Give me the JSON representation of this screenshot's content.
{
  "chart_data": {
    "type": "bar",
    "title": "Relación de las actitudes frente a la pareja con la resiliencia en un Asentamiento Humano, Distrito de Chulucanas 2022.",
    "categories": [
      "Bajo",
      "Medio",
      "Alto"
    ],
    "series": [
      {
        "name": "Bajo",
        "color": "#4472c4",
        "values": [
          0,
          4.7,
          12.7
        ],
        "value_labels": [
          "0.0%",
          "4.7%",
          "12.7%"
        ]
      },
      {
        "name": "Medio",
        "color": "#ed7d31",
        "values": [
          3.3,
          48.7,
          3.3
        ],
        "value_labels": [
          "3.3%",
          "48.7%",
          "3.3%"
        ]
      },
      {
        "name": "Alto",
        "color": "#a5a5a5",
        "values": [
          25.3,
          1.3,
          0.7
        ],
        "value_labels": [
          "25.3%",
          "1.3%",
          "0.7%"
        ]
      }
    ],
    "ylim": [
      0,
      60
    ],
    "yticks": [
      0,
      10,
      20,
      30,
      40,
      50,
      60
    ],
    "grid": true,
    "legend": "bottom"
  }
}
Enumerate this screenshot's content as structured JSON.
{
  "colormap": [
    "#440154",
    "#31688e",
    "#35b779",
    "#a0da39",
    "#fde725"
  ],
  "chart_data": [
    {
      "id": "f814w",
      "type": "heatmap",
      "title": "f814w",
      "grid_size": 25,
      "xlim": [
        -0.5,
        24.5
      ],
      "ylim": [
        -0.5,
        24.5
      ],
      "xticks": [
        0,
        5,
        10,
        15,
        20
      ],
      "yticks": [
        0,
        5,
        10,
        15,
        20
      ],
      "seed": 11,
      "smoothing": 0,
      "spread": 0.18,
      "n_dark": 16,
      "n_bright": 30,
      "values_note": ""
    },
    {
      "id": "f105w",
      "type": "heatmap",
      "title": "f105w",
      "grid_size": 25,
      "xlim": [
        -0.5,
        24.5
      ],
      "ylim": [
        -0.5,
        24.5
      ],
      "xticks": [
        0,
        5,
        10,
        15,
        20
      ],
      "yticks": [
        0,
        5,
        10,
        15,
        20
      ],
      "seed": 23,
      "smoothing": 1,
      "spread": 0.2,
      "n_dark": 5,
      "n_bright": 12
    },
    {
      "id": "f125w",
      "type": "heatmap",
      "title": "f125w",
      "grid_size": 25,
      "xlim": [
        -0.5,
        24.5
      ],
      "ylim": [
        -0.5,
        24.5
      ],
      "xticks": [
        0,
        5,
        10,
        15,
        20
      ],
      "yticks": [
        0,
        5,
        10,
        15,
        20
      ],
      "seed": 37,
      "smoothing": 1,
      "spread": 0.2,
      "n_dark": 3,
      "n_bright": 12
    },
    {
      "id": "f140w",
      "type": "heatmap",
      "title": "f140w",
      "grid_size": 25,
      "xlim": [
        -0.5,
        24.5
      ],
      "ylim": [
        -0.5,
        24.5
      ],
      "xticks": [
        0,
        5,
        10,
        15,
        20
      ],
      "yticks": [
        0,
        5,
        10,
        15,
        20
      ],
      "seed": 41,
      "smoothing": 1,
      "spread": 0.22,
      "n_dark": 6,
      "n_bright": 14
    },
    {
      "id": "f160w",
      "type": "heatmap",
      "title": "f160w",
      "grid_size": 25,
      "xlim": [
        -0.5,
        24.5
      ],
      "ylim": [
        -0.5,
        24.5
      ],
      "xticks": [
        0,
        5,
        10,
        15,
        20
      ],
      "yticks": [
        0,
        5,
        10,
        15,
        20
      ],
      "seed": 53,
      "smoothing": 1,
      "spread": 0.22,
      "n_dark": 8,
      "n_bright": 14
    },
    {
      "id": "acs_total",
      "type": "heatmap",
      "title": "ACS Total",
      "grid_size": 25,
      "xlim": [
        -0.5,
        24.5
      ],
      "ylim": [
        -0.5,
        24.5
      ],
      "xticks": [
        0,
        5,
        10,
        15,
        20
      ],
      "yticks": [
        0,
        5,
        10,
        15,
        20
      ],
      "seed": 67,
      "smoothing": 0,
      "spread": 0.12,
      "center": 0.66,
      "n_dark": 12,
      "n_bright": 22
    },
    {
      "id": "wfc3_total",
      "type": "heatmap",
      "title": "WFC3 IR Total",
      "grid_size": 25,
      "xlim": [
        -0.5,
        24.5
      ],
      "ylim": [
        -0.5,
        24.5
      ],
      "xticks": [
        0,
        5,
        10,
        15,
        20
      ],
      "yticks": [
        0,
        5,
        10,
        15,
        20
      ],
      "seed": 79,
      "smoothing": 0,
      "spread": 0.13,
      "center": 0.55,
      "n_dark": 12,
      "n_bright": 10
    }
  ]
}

───

__SET PROBLEM__.
Each record must be repeated exactly as it is.

__SOLUTION TO THIS EXERCISE__.
Give me the JSON representation of this screenshot's content.
{
  "chart_data": {
    "type": "bar",
    "title": "Relación de las actitudes frente a la pareja con la resiliencia en un Asentamiento Humano, Distrito de Chulucanas 2022.",
    "categories": [
      "Bajo",
      "Medio",
      "Alto"
    ],
    "series": [
      {
        "name": "Bajo",
        "color": "#4472c4",
        "values": [
          0,
          4.7,
          12.7
        ],
        "value_labels": [
          "0.0%",
          "4.7%",
          "12.7%"
        ]
      },
      {
        "name": "Medio",
        "color": "#ed7d31",
        "values": [
          3.3,
          48.7,
          3.3
        ],
        "value_labels": [
          "3.3%",
          "48.7%",
          "3.3%"
        ]
      },
      {
        "name": "Alto",
        "color": "#a5a5a5",
        "values": [
          25.3,
          1.3,
          0.7
        ],
        "value_labels": [
          "25.3%",
          "1.3%",
          "0.7%"
        ]
      }
    ],
    "ylim": [
      0,
      60
    ],
    "yticks": [
      0,
      10,
      20,
      30,
      40,
      50,
      60
    ],
    "grid": true,
    "legend": "bottom"
  }
}
Enumerate this screenshot's content as structured JSON.
{
  "colormap": [
    "#440154",
    "#31688e",
    "#35b779",
    "#a0da39",
    "#fde725"
  ],
  "chart_data": [
    {
      "id": "f814w",
      "type": "heatmap",
      "title": "f814w",
      "grid_size": 25,
      "xlim": [
        -0.5,
        24.5
      ],
      "ylim": [
        -0.5,
        24.5
      ],
      "xticks": [
        0,
        5,
        10,
        15,
        20
      ],
      "yticks": [
        0,
        5,
        10,
        15,
        20
      ],
      "seed": 11,
      "smoothing": 0,
      "spread": 0.18,
      "n_dark": 16,
      "n_bright": 30,
      "values_note": ""
    },
    {
      "id": "f105w",
      "type": "heatmap",
      "title": "f105w",
      "grid_size": 25,
      "xlim": [
        -0.5,
        24.5
      ],
      "ylim": [
        -0.5,
        24.5
      ],
      "xticks": [
        0,
        5,
        10,
        15,
        20
      ],
      "yticks": [
        0,
        5,
        10,
        15,
        20
      ],
      "seed": 23,
      "smoothing": 1,
      "spread": 0.2,
      "n_dark": 5,
      "n_bright": 12
    },
    {
      "id": "f125w",
      "type": "heatmap",
      "title": "f125w",
      "grid_size": 25,
      "xlim": [
        -0.5,
        24.5
      ],
      "ylim": [
        -0.5,
        24.5
      ],
      "xticks": [
        0,
        5,
        10,
        15,
        20
      ],
      "yticks": [
        0,
        5,
        10,
        15,
        20
      ],
      "seed": 37,
      "smoothing": 1,
      "spread": 0.2,
      "n_dark": 3,
      "n_bright": 12
    },
    {
      "id": "f140w",
      "type": "heatmap",
      "title": "f140w",
      "grid_size": 25,
      "xlim": [
        -0.5,
        24.5
      ],
      "ylim": [
        -0.5,
        24.5
      ],
      "xticks": [
        0,
        5,
        10,
        15,
        20
      ],
      "yticks": [
        0,
        5,
        10,
        15,
        20
      ],
      "seed": 41,
      "smoothing": 1,
      "spread": 0.22,
      "n_dark": 6,
      "n_bright": 14
    },
    {
      "id": "f160w",
      "type": "heatmap",
      "title": "f160w",
      "grid_size": 25,
      "xlim": [
        -0.5,
        24.5
      ],
      "ylim": [
        -0.5,
        24.5
      ],
      "xticks": [
        0,
        5,
        10,
        15,
        20
      ],
      "yticks": [
        0,
        5,
        10,
        15,
        20
      ],
      "seed": 53,
      "smoothing": 1,
      "spread": 0.22,
      "n_dark": 8,
      "n_bright": 14
    },
    {
      "id": "acs_total",
      "type": "heatmap",
      "title": "ACS Total",
      "grid_size": 25,
      "xlim": [
        -0.5,
        24.5
      ],
      "ylim": [
        -0.5,
        24.5
      ],
      "xticks": [
        0,
        5,
        10,
        15,
        20
      ],
      "yticks": [
        0,
        5,
        10,
        15,
        20
      ],
      "seed": 67,
      "smoothing": 0,
      "spread": 0.12,
      "center": 0.66,
      "n_dark": 12,
      "n_bright": 22
    },
    {
      "id": "wfc3_total",
      "type": "heatmap",
      "title": "WFC3 IR Total",
      "grid_size": 25,
      "xlim": [
        -0.5,
        24.5
      ],
      "ylim": [
        -0.5,
        24.5
      ],
      "xticks": [
        0,
        5,
        10,
        15,
        20
      ],
      "yticks": [
        0,
        5,
        10,
        15,
        20
      ],
      "seed": 79,
      "smoothing": 0,
      "spread": 0.13,
      "center": 0.55,
      "n_dark": 12,
      "n_bright": 10
    }
  ]
}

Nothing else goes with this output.